+++ EXTRACTED MATERIAL
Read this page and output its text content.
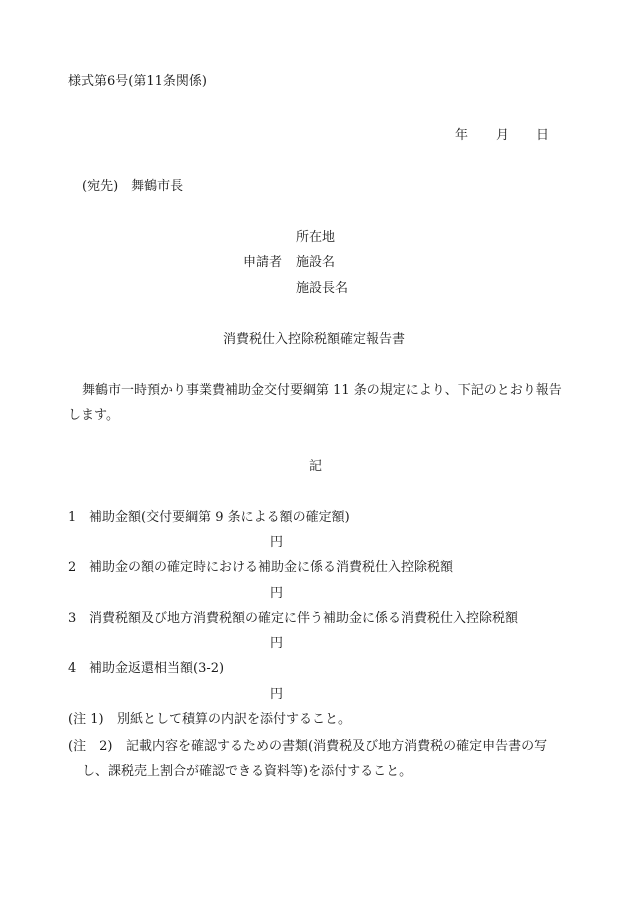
様式第6号(第11条関係)
年 月 日
(宛先)　舞鶴市長
所在地
申請者 施設名
施設長名
消費税仕入控除税額確定報告書
舞鶴市一時預かり事業費補助金交付要綱第 11 条の規定により、下記のとおり報告
します。
記
1 補助金額(交付要綱第 9 条による額の確定額)
円
2 補助金の額の確定時における補助金に係る消費税仕入控除税額
円
3 消費税額及び地方消費税額の確定に伴う補助金に係る消費税仕入控除税額
円
4 補助金返還相当額(3-2)
円
(注 1) 別紙として積算の内訳を添付すること。
(注　2) 記載内容を確認するための書類(消費税及び地方消費税の確定申告書の写
し、課税売上割合が確認できる資料等)を添付すること。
++++++
#### DESCRIPTION OF THE TASK:
Copy all the entries word for word. Omit any pictures.

#### SOLUTION FOR THIS PROBLEM:
Read this page and output its text content.
様式第6号(第11条関係)
年 月 日
(宛先)　舞鶴市長
所在地
申請者 施設名
施設長名
消費税仕入控除税額確定報告書
舞鶴市一時預かり事業費補助金交付要綱第 11 条の規定により、下記のとおり報告
します。
記
1 補助金額(交付要綱第 9 条による額の確定額)
円
2 補助金の額の確定時における補助金に係る消費税仕入控除税額
円
3 消費税額及び地方消費税額の確定に伴う補助金に係る消費税仕入控除税額
円
4 補助金返還相当額(3-2)
円
(注 1) 別紙として積算の内訳を添付すること。
(注　2) 記載内容を確認するための書類(消費税及び地方消費税の確定申告書の写
し、課税売上割合が確認できる資料等)を添付すること。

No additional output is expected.